= TASK TO COMPLETE =
Will you write out all the entries below exactly?

= RECORDS TO PROCESS =

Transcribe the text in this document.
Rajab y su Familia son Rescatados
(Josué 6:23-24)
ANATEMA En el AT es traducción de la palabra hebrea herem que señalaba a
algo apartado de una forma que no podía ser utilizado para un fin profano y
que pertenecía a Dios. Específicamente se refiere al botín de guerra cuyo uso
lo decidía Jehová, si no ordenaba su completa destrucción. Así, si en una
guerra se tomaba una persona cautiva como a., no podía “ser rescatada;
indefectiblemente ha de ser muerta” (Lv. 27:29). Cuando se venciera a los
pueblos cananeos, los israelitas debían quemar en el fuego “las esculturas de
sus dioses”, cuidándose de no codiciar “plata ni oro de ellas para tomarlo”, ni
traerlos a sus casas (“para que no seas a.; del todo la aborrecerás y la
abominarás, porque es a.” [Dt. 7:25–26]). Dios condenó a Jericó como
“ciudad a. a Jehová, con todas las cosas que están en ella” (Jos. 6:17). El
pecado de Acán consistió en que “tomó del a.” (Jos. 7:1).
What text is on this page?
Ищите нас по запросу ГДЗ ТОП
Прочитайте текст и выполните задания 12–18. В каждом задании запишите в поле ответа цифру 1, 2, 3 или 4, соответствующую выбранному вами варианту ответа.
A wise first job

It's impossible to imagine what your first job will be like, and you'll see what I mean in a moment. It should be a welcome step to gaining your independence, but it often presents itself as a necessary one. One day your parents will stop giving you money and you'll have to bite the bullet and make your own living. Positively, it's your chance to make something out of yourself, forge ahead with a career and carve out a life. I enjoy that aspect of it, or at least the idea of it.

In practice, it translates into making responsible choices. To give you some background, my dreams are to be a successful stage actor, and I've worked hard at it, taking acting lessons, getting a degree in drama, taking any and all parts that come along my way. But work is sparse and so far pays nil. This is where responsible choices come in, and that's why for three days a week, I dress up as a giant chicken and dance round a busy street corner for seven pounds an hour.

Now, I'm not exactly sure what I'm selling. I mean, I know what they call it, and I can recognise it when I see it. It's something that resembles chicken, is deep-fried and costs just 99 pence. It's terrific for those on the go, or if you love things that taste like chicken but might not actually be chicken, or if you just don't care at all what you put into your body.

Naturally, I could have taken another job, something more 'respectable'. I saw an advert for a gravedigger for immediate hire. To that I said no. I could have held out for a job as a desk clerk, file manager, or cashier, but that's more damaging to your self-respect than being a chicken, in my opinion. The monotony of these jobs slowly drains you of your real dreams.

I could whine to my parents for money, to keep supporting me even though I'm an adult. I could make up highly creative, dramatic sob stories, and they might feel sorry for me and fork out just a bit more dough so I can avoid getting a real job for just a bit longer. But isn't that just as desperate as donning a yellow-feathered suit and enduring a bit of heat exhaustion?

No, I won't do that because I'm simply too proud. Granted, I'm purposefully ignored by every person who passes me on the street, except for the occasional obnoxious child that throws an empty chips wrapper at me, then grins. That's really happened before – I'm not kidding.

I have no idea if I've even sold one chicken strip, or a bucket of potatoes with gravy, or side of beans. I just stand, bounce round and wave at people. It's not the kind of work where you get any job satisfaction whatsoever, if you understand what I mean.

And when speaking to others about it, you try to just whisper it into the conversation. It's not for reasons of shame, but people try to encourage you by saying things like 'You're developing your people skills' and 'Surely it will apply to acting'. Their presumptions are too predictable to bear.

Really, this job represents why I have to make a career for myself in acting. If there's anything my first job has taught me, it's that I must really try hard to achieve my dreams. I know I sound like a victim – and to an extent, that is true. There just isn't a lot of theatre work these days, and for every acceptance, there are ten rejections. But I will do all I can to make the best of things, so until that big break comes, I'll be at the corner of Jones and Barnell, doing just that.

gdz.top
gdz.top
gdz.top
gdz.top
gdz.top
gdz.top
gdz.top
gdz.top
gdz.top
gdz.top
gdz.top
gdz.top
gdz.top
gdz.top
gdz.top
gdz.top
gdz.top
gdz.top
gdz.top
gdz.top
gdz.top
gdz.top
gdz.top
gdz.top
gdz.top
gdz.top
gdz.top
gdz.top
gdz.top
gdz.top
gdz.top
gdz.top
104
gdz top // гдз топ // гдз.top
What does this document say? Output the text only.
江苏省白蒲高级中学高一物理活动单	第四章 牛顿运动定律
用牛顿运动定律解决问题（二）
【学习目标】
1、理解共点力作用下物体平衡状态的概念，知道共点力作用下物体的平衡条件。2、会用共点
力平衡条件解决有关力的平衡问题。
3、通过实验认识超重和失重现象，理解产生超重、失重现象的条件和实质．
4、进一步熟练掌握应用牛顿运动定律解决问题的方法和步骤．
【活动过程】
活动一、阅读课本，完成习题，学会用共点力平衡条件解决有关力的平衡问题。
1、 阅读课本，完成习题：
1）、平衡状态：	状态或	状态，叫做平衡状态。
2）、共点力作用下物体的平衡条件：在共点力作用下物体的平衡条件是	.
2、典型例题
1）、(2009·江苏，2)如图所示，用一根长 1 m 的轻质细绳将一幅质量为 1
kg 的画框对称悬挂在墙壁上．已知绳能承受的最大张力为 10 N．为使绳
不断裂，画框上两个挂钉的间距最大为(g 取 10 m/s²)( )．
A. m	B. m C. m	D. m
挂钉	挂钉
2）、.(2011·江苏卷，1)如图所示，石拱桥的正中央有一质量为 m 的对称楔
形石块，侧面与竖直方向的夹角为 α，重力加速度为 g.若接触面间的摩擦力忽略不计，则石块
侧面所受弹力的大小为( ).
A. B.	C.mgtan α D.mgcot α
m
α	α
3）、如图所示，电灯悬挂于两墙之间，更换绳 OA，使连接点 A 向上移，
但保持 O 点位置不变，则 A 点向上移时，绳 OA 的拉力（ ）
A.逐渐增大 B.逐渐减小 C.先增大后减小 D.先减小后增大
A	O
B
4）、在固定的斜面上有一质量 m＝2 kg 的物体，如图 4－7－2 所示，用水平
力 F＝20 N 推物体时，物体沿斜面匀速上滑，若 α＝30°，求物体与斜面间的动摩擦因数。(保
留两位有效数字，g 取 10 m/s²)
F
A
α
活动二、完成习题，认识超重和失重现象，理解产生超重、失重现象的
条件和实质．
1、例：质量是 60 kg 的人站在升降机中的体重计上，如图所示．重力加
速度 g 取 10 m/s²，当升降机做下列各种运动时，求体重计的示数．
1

= FULL SOLUTION =
Transcribe the text in this document.
Rajab y su Familia son Rescatados
(Josué 6:23-24)
ANATEMA En el AT es traducción de la palabra hebrea herem que señalaba a
algo apartado de una forma que no podía ser utilizado para un fin profano y
que pertenecía a Dios. Específicamente se refiere al botín de guerra cuyo uso
lo decidía Jehová, si no ordenaba su completa destrucción. Así, si en una
guerra se tomaba una persona cautiva como a., no podía “ser rescatada;
indefectiblemente ha de ser muerta” (Lv. 27:29). Cuando se venciera a los
pueblos cananeos, los israelitas debían quemar en el fuego “las esculturas de
sus dioses”, cuidándose de no codiciar “plata ni oro de ellas para tomarlo”, ni
traerlos a sus casas (“para que no seas a.; del todo la aborrecerás y la
abominarás, porque es a.” [Dt. 7:25–26]). Dios condenó a Jericó como
“ciudad a. a Jehová, con todas las cosas que están en ella” (Jos. 6:17). El
pecado de Acán consistió en que “tomó del a.” (Jos. 7:1).
What text is on this page?
Ищите нас по запросу ГДЗ ТОП
Прочитайте текст и выполните задания 12–18. В каждом задании запишите в поле ответа цифру 1, 2, 3 или 4, соответствующую выбранному вами варианту ответа.
A wise first job

It's impossible to imagine what your first job will be like, and you'll see what I mean in a moment. It should be a welcome step to gaining your independence, but it often presents itself as a necessary one. One day your parents will stop giving you money and you'll have to bite the bullet and make your own living. Positively, it's your chance to make something out of yourself, forge ahead with a career and carve out a life. I enjoy that aspect of it, or at least the idea of it.

In practice, it translates into making responsible choices. To give you some background, my dreams are to be a successful stage actor, and I've worked hard at it, taking acting lessons, getting a degree in drama, taking any and all parts that come along my way. But work is sparse and so far pays nil. This is where responsible choices come in, and that's why for three days a week, I dress up as a giant chicken and dance round a busy street corner for seven pounds an hour.

Now, I'm not exactly sure what I'm selling. I mean, I know what they call it, and I can recognise it when I see it. It's something that resembles chicken, is deep-fried and costs just 99 pence. It's terrific for those on the go, or if you love things that taste like chicken but might not actually be chicken, or if you just don't care at all what you put into your body.

Naturally, I could have taken another job, something more 'respectable'. I saw an advert for a gravedigger for immediate hire. To that I said no. I could have held out for a job as a desk clerk, file manager, or cashier, but that's more damaging to your self-respect than being a chicken, in my opinion. The monotony of these jobs slowly drains you of your real dreams.

I could whine to my parents for money, to keep supporting me even though I'm an adult. I could make up highly creative, dramatic sob stories, and they might feel sorry for me and fork out just a bit more dough so I can avoid getting a real job for just a bit longer. But isn't that just as desperate as donning a yellow-feathered suit and enduring a bit of heat exhaustion?

No, I won't do that because I'm simply too proud. Granted, I'm purposefully ignored by every person who passes me on the street, except for the occasional obnoxious child that throws an empty chips wrapper at me, then grins. That's really happened before – I'm not kidding.

I have no idea if I've even sold one chicken strip, or a bucket of potatoes with gravy, or side of beans. I just stand, bounce round and wave at people. It's not the kind of work where you get any job satisfaction whatsoever, if you understand what I mean.

And when speaking to others about it, you try to just whisper it into the conversation. It's not for reasons of shame, but people try to encourage you by saying things like 'You're developing your people skills' and 'Surely it will apply to acting'. Their presumptions are too predictable to bear.

Really, this job represents why I have to make a career for myself in acting. If there's anything my first job has taught me, it's that I must really try hard to achieve my dreams. I know I sound like a victim – and to an extent, that is true. There just isn't a lot of theatre work these days, and for every acceptance, there are ten rejections. But I will do all I can to make the best of things, so until that big break comes, I'll be at the corner of Jones and Barnell, doing just that.

gdz.top
gdz.top
gdz.top
gdz.top
gdz.top
gdz.top
gdz.top
gdz.top
gdz.top
gdz.top
gdz.top
gdz.top
gdz.top
gdz.top
gdz.top
gdz.top
gdz.top
gdz.top
gdz.top
gdz.top
gdz.top
gdz.top
gdz.top
gdz.top
gdz.top
gdz.top
gdz.top
gdz.top
gdz.top
gdz.top
gdz.top
gdz.top
104
gdz top // гдз топ // гдз.top
What does this document say? Output the text only.
江苏省白蒲高级中学高一物理活动单	第四章 牛顿运动定律
用牛顿运动定律解决问题（二）
【学习目标】
1、理解共点力作用下物体平衡状态的概念，知道共点力作用下物体的平衡条件。2、会用共点
力平衡条件解决有关力的平衡问题。
3、通过实验认识超重和失重现象，理解产生超重、失重现象的条件和实质．
4、进一步熟练掌握应用牛顿运动定律解决问题的方法和步骤．
【活动过程】
活动一、阅读课本，完成习题，学会用共点力平衡条件解决有关力的平衡问题。
1、 阅读课本，完成习题：
1）、平衡状态：	状态或	状态，叫做平衡状态。
2）、共点力作用下物体的平衡条件：在共点力作用下物体的平衡条件是	.
2、典型例题
1）、(2009·江苏，2)如图所示，用一根长 1 m 的轻质细绳将一幅质量为 1
kg 的画框对称悬挂在墙壁上．已知绳能承受的最大张力为 10 N．为使绳
不断裂，画框上两个挂钉的间距最大为(g 取 10 m/s²)( )．
A. m	B. m C. m	D. m
挂钉	挂钉
2）、.(2011·江苏卷，1)如图所示，石拱桥的正中央有一质量为 m 的对称楔
形石块，侧面与竖直方向的夹角为 α，重力加速度为 g.若接触面间的摩擦力忽略不计，则石块
侧面所受弹力的大小为( ).
A. B.	C.mgtan α D.mgcot α
m
α	α
3）、如图所示，电灯悬挂于两墙之间，更换绳 OA，使连接点 A 向上移，
但保持 O 点位置不变，则 A 点向上移时，绳 OA 的拉力（ ）
A.逐渐增大 B.逐渐减小 C.先增大后减小 D.先减小后增大
A	O
B
4）、在固定的斜面上有一质量 m＝2 kg 的物体，如图 4－7－2 所示，用水平
力 F＝20 N 推物体时，物体沿斜面匀速上滑，若 α＝30°，求物体与斜面间的动摩擦因数。(保
留两位有效数字，g 取 10 m/s²)
F
A
α
活动二、完成习题，认识超重和失重现象，理解产生超重、失重现象的
条件和实质．
1、例：质量是 60 kg 的人站在升降机中的体重计上，如图所示．重力加
速度 g 取 10 m/s²，当升降机做下列各种运动时，求体重计的示数．
1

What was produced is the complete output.